[BEGIN Stored rows]

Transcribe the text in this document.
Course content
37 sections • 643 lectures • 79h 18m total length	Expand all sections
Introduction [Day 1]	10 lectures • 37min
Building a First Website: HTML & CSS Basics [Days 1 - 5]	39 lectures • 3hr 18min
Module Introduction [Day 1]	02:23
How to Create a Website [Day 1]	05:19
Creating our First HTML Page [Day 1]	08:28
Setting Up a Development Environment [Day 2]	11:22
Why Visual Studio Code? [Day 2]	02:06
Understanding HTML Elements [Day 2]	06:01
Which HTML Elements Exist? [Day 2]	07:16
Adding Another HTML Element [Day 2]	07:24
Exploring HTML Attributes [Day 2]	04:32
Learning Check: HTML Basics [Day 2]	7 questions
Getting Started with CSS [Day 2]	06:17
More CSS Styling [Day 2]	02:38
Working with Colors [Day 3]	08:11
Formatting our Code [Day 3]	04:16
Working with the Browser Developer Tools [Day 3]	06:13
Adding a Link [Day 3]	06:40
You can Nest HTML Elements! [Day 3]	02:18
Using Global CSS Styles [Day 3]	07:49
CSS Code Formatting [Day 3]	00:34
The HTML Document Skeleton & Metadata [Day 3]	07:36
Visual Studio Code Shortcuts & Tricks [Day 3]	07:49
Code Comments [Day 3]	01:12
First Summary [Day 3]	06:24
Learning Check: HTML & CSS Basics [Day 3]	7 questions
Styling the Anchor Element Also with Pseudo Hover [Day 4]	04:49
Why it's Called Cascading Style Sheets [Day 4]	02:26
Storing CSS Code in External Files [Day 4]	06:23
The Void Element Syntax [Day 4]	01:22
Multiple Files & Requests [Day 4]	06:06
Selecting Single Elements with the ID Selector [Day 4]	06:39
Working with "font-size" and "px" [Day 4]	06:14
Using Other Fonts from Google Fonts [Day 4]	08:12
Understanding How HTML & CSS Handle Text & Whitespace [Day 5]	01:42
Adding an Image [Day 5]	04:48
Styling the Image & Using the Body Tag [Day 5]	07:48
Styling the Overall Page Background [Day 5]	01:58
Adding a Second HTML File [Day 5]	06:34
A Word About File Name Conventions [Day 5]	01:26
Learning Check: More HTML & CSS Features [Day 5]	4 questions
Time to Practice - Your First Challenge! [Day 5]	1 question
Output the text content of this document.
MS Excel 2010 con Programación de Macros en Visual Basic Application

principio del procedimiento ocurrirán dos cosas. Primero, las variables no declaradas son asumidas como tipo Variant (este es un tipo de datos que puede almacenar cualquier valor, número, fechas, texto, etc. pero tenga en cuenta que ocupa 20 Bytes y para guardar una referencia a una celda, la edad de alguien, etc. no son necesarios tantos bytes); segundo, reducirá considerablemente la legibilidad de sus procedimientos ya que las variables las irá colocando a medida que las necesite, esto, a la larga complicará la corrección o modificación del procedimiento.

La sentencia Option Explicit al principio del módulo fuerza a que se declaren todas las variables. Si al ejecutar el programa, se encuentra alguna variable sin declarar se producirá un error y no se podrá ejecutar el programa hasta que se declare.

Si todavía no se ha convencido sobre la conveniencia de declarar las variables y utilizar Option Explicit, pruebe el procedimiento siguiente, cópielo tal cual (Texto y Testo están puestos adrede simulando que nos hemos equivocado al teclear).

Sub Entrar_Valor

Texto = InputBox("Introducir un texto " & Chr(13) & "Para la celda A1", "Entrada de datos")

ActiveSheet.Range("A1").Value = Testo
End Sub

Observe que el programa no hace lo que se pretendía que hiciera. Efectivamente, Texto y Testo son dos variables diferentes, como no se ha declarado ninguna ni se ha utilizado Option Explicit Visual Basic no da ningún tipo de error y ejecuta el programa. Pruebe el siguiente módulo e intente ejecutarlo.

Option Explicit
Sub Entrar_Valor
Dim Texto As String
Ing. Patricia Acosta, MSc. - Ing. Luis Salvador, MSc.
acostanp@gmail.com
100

[END Stored rows]

• What you need to do: Repeat the records above exactly as they appear.

• Solution to this exercise:
Transcribe the text in this document.
Course content
37 sections • 643 lectures • 79h 18m total length	Expand all sections
Introduction [Day 1]	10 lectures • 37min
Building a First Website: HTML & CSS Basics [Days 1 - 5]	39 lectures • 3hr 18min
Module Introduction [Day 1]	02:23
How to Create a Website [Day 1]	05:19
Creating our First HTML Page [Day 1]	08:28
Setting Up a Development Environment [Day 2]	11:22
Why Visual Studio Code? [Day 2]	02:06
Understanding HTML Elements [Day 2]	06:01
Which HTML Elements Exist? [Day 2]	07:16
Adding Another HTML Element [Day 2]	07:24
Exploring HTML Attributes [Day 2]	04:32
Learning Check: HTML Basics [Day 2]	7 questions
Getting Started with CSS [Day 2]	06:17
More CSS Styling [Day 2]	02:38
Working with Colors [Day 3]	08:11
Formatting our Code [Day 3]	04:16
Working with the Browser Developer Tools [Day 3]	06:13
Adding a Link [Day 3]	06:40
You can Nest HTML Elements! [Day 3]	02:18
Using Global CSS Styles [Day 3]	07:49
CSS Code Formatting [Day 3]	00:34
The HTML Document Skeleton & Metadata [Day 3]	07:36
Visual Studio Code Shortcuts & Tricks [Day 3]	07:49
Code Comments [Day 3]	01:12
First Summary [Day 3]	06:24
Learning Check: HTML & CSS Basics [Day 3]	7 questions
Styling the Anchor Element Also with Pseudo Hover [Day 4]	04:49
Why it's Called Cascading Style Sheets [Day 4]	02:26
Storing CSS Code in External Files [Day 4]	06:23
The Void Element Syntax [Day 4]	01:22
Multiple Files & Requests [Day 4]	06:06
Selecting Single Elements with the ID Selector [Day 4]	06:39
Working with "font-size" and "px" [Day 4]	06:14
Using Other Fonts from Google Fonts [Day 4]	08:12
Understanding How HTML & CSS Handle Text & Whitespace [Day 5]	01:42
Adding an Image [Day 5]	04:48
Styling the Image & Using the Body Tag [Day 5]	07:48
Styling the Overall Page Background [Day 5]	01:58
Adding a Second HTML File [Day 5]	06:34
A Word About File Name Conventions [Day 5]	01:26
Learning Check: More HTML & CSS Features [Day 5]	4 questions
Time to Practice - Your First Challenge! [Day 5]	1 question
Output the text content of this document.
MS Excel 2010 con Programación de Macros en Visual Basic Application

principio del procedimiento ocurrirán dos cosas. Primero, las variables no declaradas son asumidas como tipo Variant (este es un tipo de datos que puede almacenar cualquier valor, número, fechas, texto, etc. pero tenga en cuenta que ocupa 20 Bytes y para guardar una referencia a una celda, la edad de alguien, etc. no son necesarios tantos bytes); segundo, reducirá considerablemente la legibilidad de sus procedimientos ya que las variables las irá colocando a medida que las necesite, esto, a la larga complicará la corrección o modificación del procedimiento.

La sentencia Option Explicit al principio del módulo fuerza a que se declaren todas las variables. Si al ejecutar el programa, se encuentra alguna variable sin declarar se producirá un error y no se podrá ejecutar el programa hasta que se declare.

Si todavía no se ha convencido sobre la conveniencia de declarar las variables y utilizar Option Explicit, pruebe el procedimiento siguiente, cópielo tal cual (Texto y Testo están puestos adrede simulando que nos hemos equivocado al teclear).

Sub Entrar_Valor

Texto = InputBox("Introducir un texto " & Chr(13) & "Para la celda A1", "Entrada de datos")

ActiveSheet.Range("A1").Value = Testo
End Sub

Observe que el programa no hace lo que se pretendía que hiciera. Efectivamente, Texto y Testo son dos variables diferentes, como no se ha declarado ninguna ni se ha utilizado Option Explicit Visual Basic no da ningún tipo de error y ejecuta el programa. Pruebe el siguiente módulo e intente ejecutarlo.

Option Explicit
Sub Entrar_Valor
Dim Texto As String
Ing. Patricia Acosta, MSc. - Ing. Luis Salvador, MSc.
acostanp@gmail.com
100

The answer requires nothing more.